**Written request**
From the data that follows, copy every line holding the string "underweight".

**Data records**

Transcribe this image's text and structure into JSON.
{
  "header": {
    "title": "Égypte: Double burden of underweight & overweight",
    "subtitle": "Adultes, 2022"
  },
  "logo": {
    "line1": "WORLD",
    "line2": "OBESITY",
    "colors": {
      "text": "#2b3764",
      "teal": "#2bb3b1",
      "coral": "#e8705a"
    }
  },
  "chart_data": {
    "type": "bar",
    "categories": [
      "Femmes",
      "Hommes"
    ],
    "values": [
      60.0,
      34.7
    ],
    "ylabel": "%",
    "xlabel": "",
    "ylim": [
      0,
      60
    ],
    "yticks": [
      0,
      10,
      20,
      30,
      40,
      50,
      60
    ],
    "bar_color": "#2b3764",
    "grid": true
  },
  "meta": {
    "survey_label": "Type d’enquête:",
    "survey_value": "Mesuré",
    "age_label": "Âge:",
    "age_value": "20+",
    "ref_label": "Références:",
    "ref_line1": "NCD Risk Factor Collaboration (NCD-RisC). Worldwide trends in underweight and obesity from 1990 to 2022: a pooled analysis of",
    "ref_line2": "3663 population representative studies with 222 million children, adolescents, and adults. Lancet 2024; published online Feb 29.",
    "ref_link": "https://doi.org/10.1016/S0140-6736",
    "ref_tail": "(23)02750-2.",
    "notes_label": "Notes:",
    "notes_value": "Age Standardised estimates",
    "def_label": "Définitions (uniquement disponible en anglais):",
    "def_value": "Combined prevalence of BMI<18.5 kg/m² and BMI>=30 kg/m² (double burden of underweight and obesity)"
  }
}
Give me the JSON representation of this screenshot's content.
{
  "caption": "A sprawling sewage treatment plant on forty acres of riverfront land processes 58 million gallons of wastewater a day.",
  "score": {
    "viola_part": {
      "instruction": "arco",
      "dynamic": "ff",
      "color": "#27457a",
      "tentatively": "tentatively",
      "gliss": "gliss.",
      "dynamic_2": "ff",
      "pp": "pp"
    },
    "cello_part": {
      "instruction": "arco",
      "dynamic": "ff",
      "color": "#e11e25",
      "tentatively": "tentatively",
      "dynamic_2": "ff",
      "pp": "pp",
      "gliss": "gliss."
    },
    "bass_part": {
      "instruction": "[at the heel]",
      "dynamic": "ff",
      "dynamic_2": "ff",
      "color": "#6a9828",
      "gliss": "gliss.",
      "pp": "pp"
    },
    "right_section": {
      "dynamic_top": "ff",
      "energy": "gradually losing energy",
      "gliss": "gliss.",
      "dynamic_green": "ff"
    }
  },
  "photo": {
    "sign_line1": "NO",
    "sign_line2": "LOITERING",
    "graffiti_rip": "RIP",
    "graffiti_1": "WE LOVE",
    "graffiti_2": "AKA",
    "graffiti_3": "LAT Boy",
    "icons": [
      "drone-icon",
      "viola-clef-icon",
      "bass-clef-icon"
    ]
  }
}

**Correct output**
    "title": "Égypte: Double burden of underweight & overweight",
    "ref_line1": "NCD Risk Factor Collaboration (NCD-RisC). Worldwide trends in underweight and obesity from 1990 to 2022: a pooled analysis of",
    "def_value": "Combined prevalence of BMI<18.5 kg/m² and BMI>=30 kg/m² (double burden of underweight and obesity)"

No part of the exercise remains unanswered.